▸ **Written instruction**
List each line in which the string "Loadings" appears.

▸ **Data supplied**
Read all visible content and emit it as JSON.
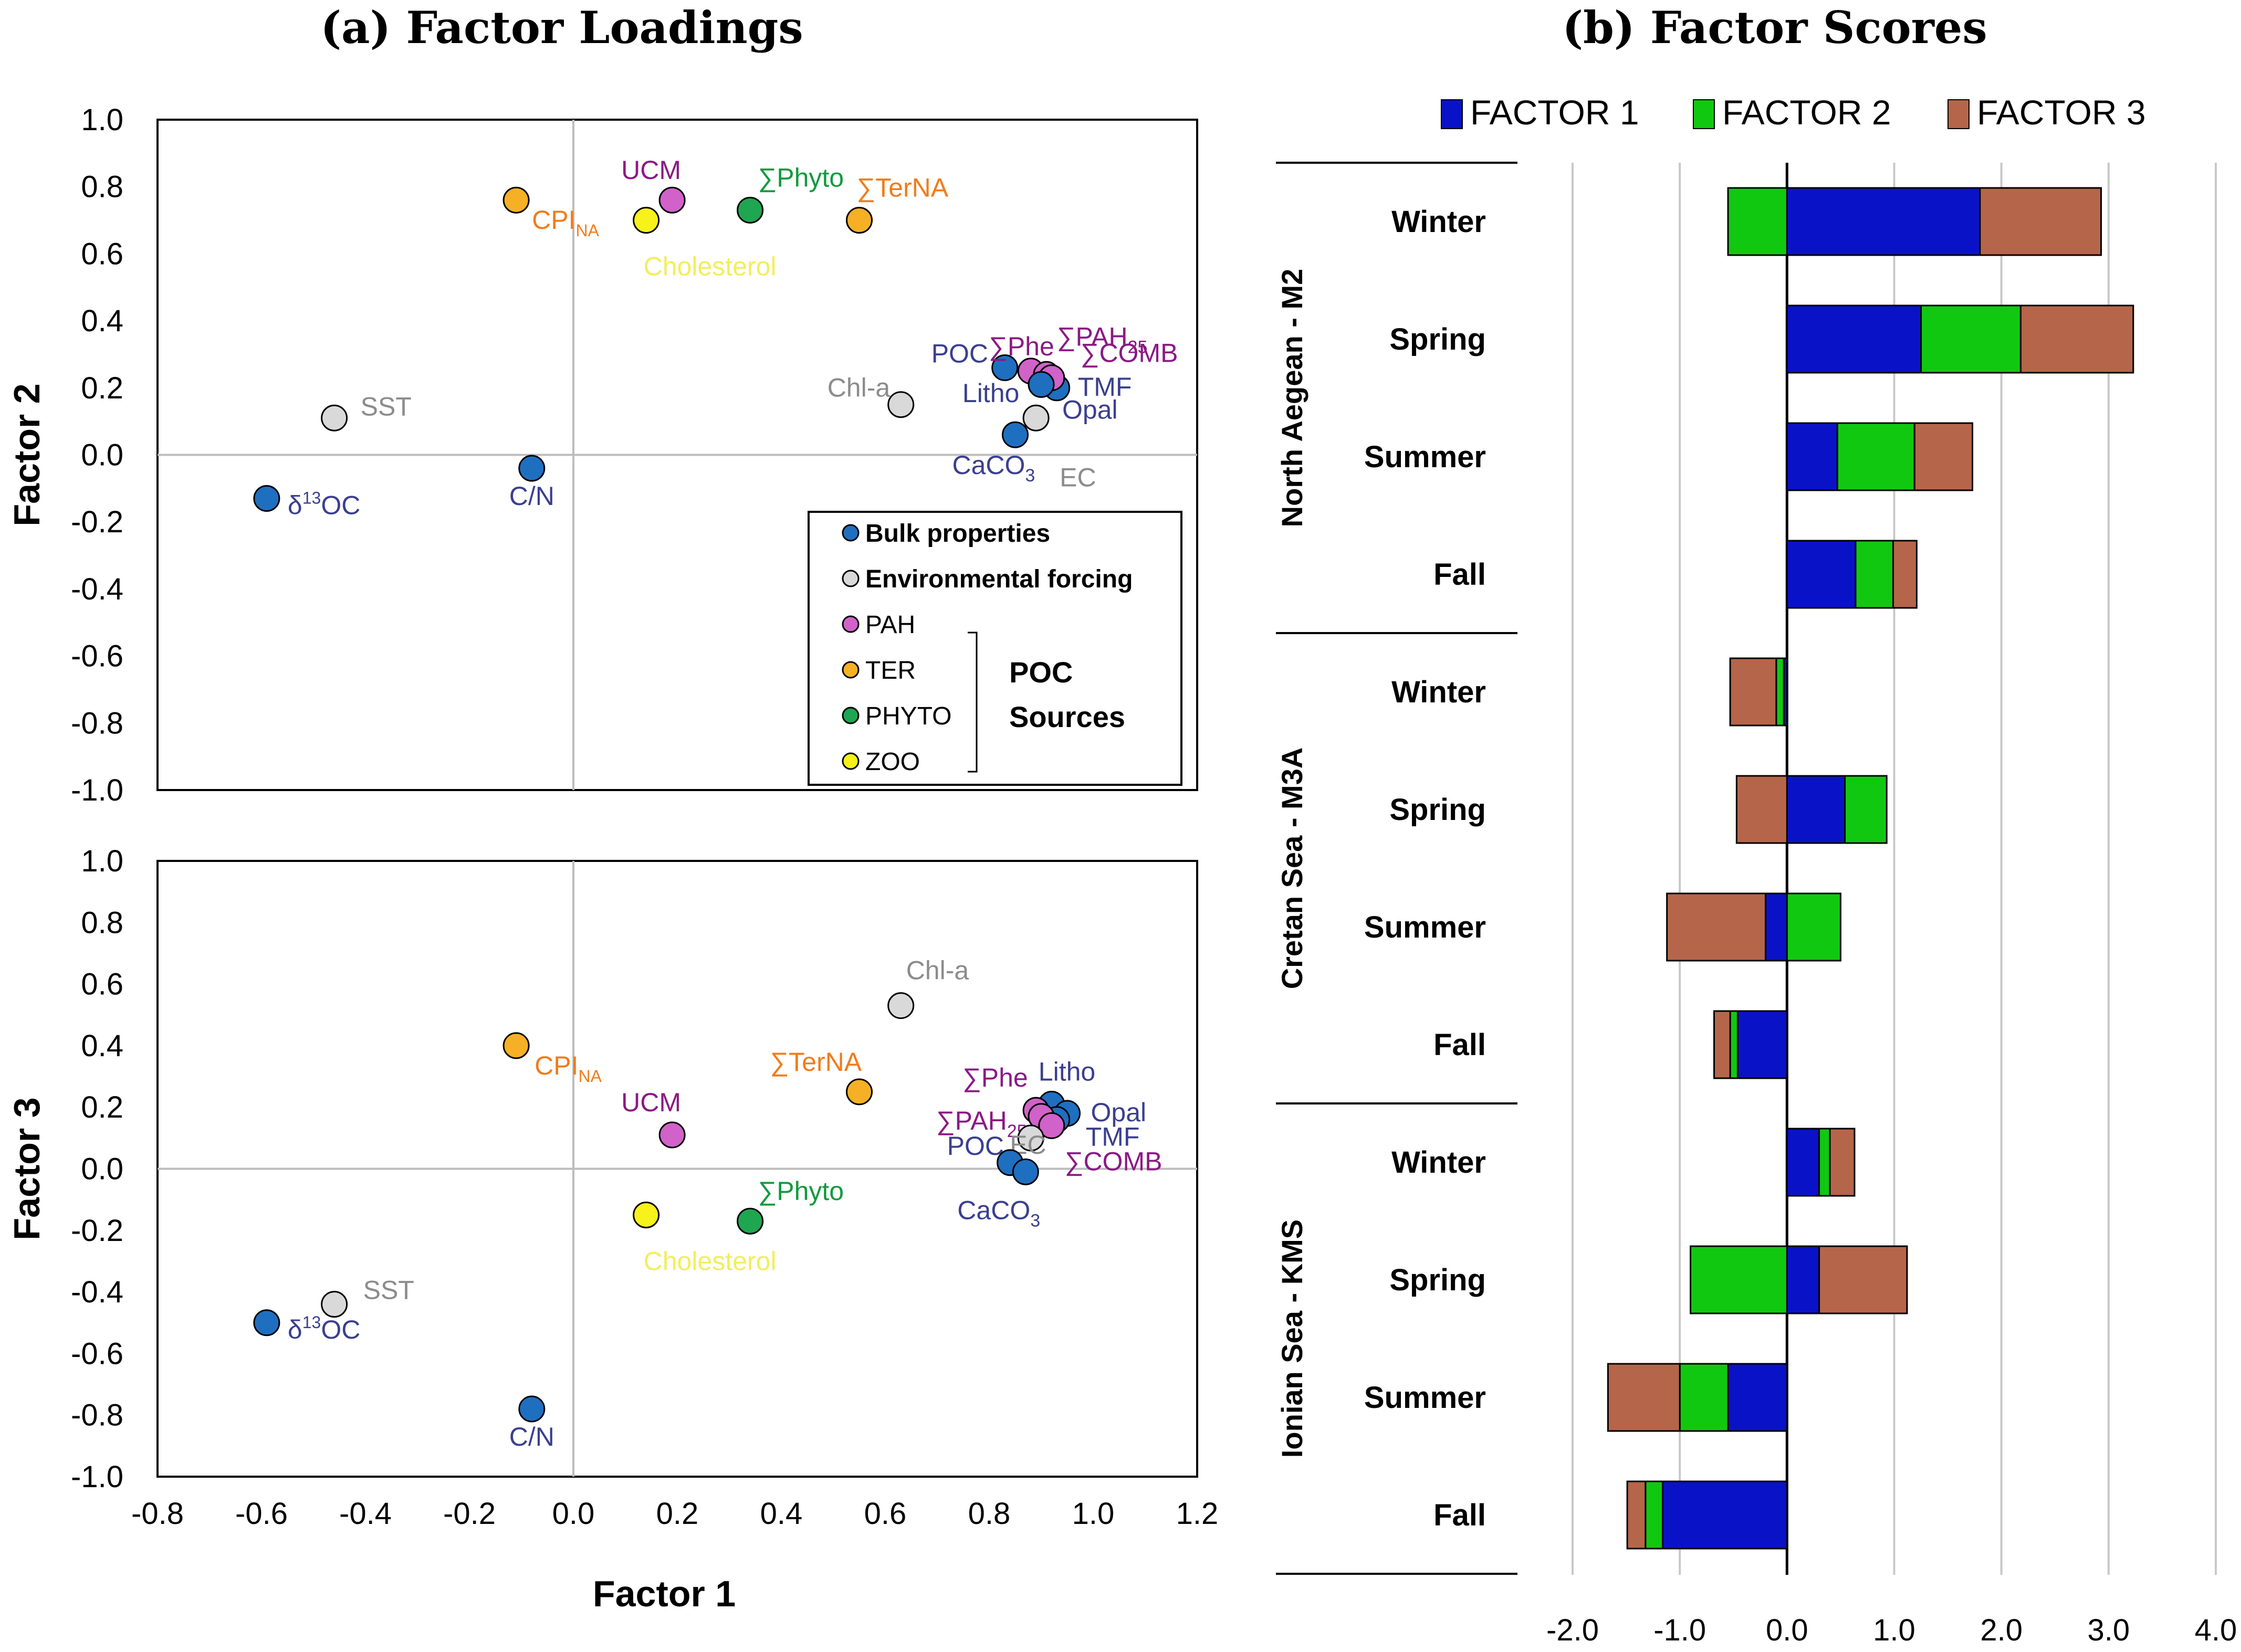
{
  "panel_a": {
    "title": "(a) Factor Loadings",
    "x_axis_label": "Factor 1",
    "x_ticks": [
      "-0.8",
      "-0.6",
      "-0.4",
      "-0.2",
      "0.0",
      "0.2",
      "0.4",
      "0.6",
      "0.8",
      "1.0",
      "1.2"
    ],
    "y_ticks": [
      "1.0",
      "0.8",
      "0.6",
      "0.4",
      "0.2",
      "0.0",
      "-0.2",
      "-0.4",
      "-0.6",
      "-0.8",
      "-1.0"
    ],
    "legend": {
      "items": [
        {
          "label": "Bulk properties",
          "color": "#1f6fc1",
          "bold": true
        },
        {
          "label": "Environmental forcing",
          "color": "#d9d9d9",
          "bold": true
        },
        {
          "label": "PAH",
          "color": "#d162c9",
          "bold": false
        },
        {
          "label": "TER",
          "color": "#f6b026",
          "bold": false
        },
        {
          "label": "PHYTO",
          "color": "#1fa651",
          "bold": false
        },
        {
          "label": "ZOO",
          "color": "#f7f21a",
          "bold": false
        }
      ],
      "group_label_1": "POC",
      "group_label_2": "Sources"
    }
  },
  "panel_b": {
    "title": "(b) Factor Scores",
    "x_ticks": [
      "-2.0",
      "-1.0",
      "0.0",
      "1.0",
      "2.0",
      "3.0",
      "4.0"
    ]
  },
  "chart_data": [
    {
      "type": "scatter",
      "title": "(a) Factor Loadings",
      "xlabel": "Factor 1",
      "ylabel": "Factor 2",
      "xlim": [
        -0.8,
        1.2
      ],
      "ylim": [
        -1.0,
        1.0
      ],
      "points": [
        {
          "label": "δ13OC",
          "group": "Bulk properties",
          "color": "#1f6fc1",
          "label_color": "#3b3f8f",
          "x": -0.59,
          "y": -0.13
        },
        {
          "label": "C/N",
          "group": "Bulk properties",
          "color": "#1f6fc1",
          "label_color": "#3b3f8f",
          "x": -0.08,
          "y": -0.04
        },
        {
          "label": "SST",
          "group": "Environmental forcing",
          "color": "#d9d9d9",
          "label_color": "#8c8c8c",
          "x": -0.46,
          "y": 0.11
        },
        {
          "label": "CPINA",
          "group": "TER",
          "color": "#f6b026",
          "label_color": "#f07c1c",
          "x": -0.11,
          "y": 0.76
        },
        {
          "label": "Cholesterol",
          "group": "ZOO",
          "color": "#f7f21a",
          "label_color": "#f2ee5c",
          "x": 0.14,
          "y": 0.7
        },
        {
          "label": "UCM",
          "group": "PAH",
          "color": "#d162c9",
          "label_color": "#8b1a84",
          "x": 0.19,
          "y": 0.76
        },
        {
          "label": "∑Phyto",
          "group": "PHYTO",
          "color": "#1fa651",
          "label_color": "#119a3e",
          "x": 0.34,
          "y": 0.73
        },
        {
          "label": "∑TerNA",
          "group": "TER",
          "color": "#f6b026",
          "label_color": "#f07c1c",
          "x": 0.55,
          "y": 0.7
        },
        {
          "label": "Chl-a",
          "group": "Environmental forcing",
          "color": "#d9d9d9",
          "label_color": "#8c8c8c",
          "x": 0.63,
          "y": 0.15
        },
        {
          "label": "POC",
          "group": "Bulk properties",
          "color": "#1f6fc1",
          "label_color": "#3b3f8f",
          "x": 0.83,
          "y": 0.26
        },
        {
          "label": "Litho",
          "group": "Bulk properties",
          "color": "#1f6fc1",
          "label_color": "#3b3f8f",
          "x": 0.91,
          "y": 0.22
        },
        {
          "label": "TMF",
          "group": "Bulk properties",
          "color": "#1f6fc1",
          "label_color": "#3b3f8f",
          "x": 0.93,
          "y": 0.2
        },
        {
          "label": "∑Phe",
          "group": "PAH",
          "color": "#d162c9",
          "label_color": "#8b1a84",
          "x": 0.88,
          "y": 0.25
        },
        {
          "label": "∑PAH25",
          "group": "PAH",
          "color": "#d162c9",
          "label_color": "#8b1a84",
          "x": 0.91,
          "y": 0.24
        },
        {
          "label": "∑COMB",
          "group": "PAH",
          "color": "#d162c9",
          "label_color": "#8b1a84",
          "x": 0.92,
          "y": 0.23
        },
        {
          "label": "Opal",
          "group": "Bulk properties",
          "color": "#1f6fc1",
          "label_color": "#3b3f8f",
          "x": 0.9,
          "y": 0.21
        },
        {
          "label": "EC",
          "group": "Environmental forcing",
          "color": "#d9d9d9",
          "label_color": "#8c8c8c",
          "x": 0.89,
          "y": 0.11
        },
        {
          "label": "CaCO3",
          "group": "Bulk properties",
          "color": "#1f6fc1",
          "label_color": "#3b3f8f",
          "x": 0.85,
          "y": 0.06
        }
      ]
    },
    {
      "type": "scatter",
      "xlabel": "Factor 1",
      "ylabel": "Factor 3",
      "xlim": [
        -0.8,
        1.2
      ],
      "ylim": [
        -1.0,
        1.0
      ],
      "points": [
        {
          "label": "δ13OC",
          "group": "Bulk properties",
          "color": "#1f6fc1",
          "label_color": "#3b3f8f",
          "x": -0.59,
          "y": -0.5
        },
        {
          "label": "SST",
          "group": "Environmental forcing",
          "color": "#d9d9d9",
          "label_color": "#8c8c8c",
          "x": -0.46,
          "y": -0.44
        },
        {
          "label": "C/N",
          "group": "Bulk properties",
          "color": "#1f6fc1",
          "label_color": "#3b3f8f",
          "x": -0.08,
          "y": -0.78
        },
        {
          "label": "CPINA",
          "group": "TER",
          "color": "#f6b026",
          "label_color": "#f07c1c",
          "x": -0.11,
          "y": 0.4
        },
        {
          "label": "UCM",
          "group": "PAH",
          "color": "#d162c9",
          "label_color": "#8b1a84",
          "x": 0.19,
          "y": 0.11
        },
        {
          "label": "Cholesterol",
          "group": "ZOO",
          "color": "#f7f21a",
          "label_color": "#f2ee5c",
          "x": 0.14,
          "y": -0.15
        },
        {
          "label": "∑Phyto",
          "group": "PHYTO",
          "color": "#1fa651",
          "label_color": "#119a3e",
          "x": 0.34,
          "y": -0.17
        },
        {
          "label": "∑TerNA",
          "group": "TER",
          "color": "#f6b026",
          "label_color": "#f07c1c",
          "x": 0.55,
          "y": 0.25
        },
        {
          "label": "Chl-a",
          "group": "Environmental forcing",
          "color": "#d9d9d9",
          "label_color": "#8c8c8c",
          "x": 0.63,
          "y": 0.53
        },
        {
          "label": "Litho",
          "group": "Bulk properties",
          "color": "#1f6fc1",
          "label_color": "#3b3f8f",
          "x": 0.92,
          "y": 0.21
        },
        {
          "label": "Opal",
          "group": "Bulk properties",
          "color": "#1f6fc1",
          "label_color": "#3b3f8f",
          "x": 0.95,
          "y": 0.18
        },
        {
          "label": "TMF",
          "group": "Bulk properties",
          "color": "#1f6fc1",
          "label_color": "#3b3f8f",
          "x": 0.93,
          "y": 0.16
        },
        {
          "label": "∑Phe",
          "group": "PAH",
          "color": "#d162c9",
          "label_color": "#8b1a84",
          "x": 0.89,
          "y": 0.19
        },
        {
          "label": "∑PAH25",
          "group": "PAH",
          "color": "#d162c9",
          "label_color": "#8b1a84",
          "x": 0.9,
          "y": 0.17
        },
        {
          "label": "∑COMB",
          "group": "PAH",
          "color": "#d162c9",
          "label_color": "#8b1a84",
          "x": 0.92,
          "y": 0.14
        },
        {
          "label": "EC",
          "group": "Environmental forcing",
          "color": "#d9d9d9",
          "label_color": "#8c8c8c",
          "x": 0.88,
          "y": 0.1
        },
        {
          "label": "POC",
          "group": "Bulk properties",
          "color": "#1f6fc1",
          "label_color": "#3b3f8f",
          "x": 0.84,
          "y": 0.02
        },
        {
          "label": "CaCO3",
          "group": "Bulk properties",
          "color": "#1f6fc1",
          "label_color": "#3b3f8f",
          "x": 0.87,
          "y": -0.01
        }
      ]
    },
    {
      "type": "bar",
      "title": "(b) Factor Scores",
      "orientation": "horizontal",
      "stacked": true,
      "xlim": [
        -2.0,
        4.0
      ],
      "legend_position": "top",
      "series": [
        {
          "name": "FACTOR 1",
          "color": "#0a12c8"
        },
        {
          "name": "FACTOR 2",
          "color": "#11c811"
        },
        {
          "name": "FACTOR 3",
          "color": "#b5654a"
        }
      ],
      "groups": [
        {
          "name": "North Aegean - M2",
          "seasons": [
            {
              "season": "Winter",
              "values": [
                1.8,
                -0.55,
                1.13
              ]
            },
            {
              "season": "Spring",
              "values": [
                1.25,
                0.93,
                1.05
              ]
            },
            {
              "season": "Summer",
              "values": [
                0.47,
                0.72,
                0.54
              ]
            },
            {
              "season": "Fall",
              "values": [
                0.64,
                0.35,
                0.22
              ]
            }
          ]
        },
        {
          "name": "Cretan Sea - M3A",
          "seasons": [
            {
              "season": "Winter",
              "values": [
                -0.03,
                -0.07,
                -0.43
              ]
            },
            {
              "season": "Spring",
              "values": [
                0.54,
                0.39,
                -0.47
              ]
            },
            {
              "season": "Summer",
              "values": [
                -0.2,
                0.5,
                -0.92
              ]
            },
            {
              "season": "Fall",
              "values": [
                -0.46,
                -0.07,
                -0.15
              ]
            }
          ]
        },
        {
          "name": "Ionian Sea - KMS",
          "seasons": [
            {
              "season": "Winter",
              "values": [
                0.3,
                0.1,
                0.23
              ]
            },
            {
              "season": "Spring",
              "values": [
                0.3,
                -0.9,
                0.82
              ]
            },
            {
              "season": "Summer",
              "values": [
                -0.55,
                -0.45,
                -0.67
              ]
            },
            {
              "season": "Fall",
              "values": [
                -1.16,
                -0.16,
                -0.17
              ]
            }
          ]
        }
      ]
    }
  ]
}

▸ **Result of the exercise**
    "title": "(a) Factor Loadings",
      "title": "(a) Factor Loadings",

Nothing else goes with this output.